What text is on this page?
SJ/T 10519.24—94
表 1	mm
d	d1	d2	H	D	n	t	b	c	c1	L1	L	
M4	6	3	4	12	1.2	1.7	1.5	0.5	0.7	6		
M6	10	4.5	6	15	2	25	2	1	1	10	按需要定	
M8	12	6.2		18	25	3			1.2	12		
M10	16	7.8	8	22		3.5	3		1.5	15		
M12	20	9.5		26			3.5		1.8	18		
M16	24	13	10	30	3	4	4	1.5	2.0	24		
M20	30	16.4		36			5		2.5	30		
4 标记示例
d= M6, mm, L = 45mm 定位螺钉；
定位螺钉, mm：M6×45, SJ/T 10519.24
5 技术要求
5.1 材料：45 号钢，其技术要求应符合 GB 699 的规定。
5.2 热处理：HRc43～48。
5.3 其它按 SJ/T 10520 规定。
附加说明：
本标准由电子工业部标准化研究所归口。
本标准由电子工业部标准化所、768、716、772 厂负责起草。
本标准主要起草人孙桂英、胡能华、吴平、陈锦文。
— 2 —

::::::

What to produce: Look through the data and show every line containing "定位螺钉".

Reply:
d= M6, mm, L = 45mm 定位螺钉；
定位螺钉, mm：M6×45, SJ/T 10519.24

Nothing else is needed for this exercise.